ZIEL A — Was müsste der Beigeladene laut dem folgenden Auszug zum Anordnungsgrund hinnehmen, wenn der Antragsteller bei der Stellenbesetzung rechtswidrig übergangen worden wäre?

AUSGEWÄHLTER AUSZUG —

● ● ● ● ● ● ●

2. Für die vom Antragsteller begehrte einstweilige Anordnung ist ein Anordnungsgrund gegeben (§ 123 Abs. 1 Satz 2, Abs. 3 VwGO i.V.m. § 23a Abs. 2 Satz 1 WBO).
Die zwischenzeitliche Versetzung des Beigeladenen auf den streitgegenständlichen Dienstposten hat für den Antragsteller nachteilige Folgen. Zwar verfestigt sich eine einmal getroffene militärische Verwendungsentscheidung - auch nach einer der Dotierung des Dienstpostens entsprechenden Beförderung oder Planstelleneinweisung - nicht dahin, dass der durch sie begünstigte Soldat eine rechtlich gesicherte Position erwirbt, auf dem ihm zugewiesenen Dienstposten verbleiben zu können; der Beigeladene müsste es vielmehr hinnehmen, von dem Dienstposten wegversetzt zu werden, wenn der Antragsteller bei der Stellenbesetzung ihm gegenüber rechtswidrig übergangen worden wäre (BVerwG, Beschluss vom 25. April 2007 - 1 WB 31.06 - BVerwGE 128, 329 Rn. 39 m.w.N.).

● ● ● ● ● ● ●

BEREITGESTELLTES MATERIAL —
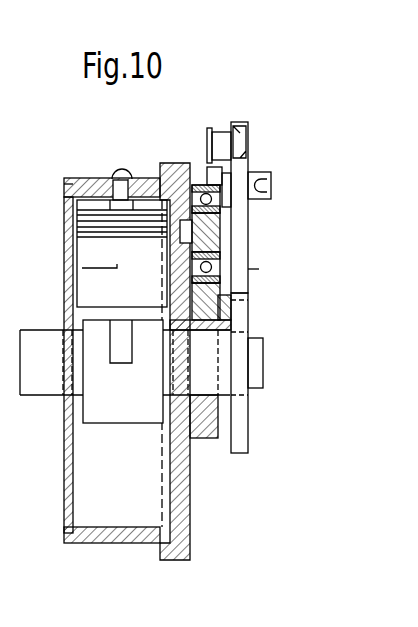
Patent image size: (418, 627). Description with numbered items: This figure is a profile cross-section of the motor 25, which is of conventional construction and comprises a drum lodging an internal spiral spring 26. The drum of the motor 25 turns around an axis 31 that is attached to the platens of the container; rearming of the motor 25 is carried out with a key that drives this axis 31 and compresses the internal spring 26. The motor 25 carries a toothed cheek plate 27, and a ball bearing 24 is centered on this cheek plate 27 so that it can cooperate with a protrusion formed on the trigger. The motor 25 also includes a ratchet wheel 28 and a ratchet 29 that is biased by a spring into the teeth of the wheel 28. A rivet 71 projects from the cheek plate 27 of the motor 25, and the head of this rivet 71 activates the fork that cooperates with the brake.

The ball bearing 24 is at (243, 221).
The motor 25 is at (98, 182).
The internal spiral spring 26 is at (63, 273).
The toothed cheek plate 27 is at (182, 518).
The ratchet wheel 28 is at (238, 433).
The ratchet 29 is at (262, 216).
The axis 31 is at (262, 358).
The rivet 71 is at (232, 320).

● ● ● ● ● ● ●

ZIEL B — Schreiben Sie alle Zeilen der Datensätze oben genau ab, lassen Sie dabei aber die Bilder weg.

ERGEBNIS DER ÜBUNG A — Er müsste hinnehmen, von dem Dienstposten wegversetzt zu werden.

ERGEBNIS DER ÜBUNG B —
Patent image size: (418, 627). Description with numbered items: This figure is a profile cross-section of the motor 25, which is of conventional construction and comprises a drum lodging an internal spiral spring 26. The drum of the motor 25 turns around an axis 31 that is attached to the platens of the container; rearming of the motor 25 is carried out with a key that drives this axis 31 and compresses the internal spring 26. The motor 25 carries a toothed cheek plate 27, and a ball bearing 24 is centered on this cheek plate 27 so that it can cooperate with a protrusion formed on the trigger. The motor 25 also includes a ratchet wheel 28 and a ratchet 29 that is biased by a spring into the teeth of the wheel 28. A rivet 71 projects from the cheek plate 27 of the motor 25, and the head of this rivet 71 activates the fork that cooperates with the brake.

The ball bearing 24 is at (243, 221).
The motor 25 is at (98, 182).
The internal spiral spring 26 is at (63, 273).
The toothed cheek plate 27 is at (182, 518).
The ratchet wheel 28 is at (238, 433).
The ratchet 29 is at (262, 216).
The axis 31 is at (262, 358).
The rivet 71 is at (232, 320).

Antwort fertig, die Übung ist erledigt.